BEGIN Data shown

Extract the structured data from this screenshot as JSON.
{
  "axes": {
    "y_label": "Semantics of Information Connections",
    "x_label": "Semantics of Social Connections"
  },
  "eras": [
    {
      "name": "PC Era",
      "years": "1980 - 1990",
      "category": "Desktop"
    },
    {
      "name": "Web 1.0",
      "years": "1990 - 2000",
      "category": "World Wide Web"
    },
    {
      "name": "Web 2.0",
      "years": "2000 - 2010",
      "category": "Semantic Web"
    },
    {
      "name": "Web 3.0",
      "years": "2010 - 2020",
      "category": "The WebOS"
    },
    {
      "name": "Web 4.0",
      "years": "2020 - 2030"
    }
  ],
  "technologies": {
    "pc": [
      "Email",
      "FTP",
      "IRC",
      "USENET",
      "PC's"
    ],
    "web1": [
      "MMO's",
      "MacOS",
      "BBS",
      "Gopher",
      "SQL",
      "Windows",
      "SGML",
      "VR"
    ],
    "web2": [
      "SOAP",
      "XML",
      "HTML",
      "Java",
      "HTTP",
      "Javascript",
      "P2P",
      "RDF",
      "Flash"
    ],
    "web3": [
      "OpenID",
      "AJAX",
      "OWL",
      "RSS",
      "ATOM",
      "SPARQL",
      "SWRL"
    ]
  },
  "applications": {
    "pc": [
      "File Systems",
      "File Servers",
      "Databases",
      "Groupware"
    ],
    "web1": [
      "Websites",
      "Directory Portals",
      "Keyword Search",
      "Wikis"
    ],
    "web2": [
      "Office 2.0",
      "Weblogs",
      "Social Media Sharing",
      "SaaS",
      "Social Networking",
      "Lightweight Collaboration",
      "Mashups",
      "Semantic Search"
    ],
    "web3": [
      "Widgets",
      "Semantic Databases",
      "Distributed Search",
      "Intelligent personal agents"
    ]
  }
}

END Data shown

### Exercise details
Look through the listing above. Pick out each line with "category" and copy it.

### Exercise result
      "category": "Desktop"
      "category": "World Wide Web"
      "category": "Semantic Web"
      "category": "The WebOS"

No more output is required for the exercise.